Reproduce the passage on Beloved Community word for word from "Essential to Beloved" to "means Beloved Certainty.".
═════ Passage given ═════
Reverend Doug Taylor writes about how we Unitarian Universalists use the term Beloved Community to mean different things – for some it is specifically about racial justice making and for others, it describes a healthy, vibrant religious community. Other voices tell us this concept is about a more inclusive world that is within our power to create (The UU Justice Ministry of California).
Essential to Beloved Community is that last element: it is of our making and co-creating. Even so, it being of our making, it is no project with a certain outcome. Beloved Community is by no means Beloved Certainty.
Here’s the funny thing. Not funny ha-ha, but funny hard. Even if security or certainty does not exist in nature (as Helen Keller reminds us), it turns out that we are hard-wired to prefer it. Neuroscience tells us that our brains don’t like uncertainty; we respond as if it’s a type of pain. On the other hand, our brain steers us towards certainty, even when it might not be in our best interest.
So what’s a human to do?
We can start by slowing down, quieting down (our lives, our days, our monkey minds), and listening. Listening, often, to stories. Real stories of real lives. Stories that the earth and the universe, art and music are telling us in language that is not words – perhaps it is mathematics or quantum mechanics; perhaps it is the combination of melody and harmony or the complementarity of colors, but is story nevertheless.
Though it is not fully here yet, I have come to believe that Beloved Community is available to us already, albeit in finite moments, transitory as they are, real nonetheless. Perhaps you have had such encounters – fleeting, but nearly tangible? These moments of Beloved Community call out to us like the Indian novelist Arundhati Roy suggests:
“Another world is not only possible, she is on her way. On a quiet day, I can hear her breathing.”
Beloved Community is not only possible, she is on her way. When we de-center the impulses of profit, accumulation, and materialism while setting as our guides community building and expanding our notions of whom we claim as kin, we can hear her breathing.
Beloved Community is not only possible, she is on her way. In the streets, when people are marching and moving, when people are setting aside some outdated sense of respectability politics and patience, calling politicians and corporations and law enforcement to account, when people are showing up with love in their hearts and justice on their minds, facing their fears of what might seem inevitable (another Black or Brown person killed extrajudicially, another fracking pump sited and built), when folks are facing these fears with no certain outcome — we can hear her breathing.
═════ Raw data ═════
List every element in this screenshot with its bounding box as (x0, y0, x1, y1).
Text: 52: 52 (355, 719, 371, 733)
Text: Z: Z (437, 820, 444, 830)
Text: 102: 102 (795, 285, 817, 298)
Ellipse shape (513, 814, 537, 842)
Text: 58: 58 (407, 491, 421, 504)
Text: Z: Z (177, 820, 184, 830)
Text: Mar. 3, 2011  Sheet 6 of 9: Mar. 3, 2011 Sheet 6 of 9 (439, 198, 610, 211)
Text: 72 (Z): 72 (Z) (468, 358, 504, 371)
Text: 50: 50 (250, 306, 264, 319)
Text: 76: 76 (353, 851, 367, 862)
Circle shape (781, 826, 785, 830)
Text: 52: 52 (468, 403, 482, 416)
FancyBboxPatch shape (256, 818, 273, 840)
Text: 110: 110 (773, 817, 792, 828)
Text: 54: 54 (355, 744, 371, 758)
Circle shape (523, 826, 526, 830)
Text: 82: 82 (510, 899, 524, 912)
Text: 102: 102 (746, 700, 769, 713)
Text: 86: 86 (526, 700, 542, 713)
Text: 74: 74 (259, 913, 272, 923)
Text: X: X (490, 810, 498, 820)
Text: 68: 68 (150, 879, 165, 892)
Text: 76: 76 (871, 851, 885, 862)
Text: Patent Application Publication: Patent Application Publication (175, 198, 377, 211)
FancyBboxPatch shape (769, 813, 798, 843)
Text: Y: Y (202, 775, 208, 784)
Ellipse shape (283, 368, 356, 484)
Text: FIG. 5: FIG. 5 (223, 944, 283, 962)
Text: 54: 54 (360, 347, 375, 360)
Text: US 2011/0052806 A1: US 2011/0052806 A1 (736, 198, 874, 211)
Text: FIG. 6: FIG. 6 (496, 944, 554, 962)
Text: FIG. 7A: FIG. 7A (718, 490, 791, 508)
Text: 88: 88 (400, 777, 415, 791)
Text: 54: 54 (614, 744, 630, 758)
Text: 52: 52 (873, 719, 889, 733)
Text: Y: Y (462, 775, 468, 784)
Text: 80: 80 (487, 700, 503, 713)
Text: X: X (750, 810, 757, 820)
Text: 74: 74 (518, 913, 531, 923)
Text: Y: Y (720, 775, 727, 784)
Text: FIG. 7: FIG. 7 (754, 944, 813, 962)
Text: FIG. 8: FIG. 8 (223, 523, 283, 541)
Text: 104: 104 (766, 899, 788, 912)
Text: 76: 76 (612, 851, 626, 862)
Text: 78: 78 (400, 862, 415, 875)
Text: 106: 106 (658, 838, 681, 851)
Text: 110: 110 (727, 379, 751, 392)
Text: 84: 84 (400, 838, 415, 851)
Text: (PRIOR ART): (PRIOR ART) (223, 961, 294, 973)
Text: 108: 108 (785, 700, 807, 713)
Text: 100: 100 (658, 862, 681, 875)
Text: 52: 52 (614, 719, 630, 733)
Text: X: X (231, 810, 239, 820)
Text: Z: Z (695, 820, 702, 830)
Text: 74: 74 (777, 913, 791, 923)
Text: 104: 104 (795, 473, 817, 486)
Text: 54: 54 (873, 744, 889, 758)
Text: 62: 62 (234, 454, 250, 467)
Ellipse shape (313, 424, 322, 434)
═════
§ **Solution to this task**:
Essential to Beloved Community is that last element: it is of our making and co-creating. Even so, it being of our making, it is no project with a certain outcome. Beloved Community is by no means Beloved Certainty.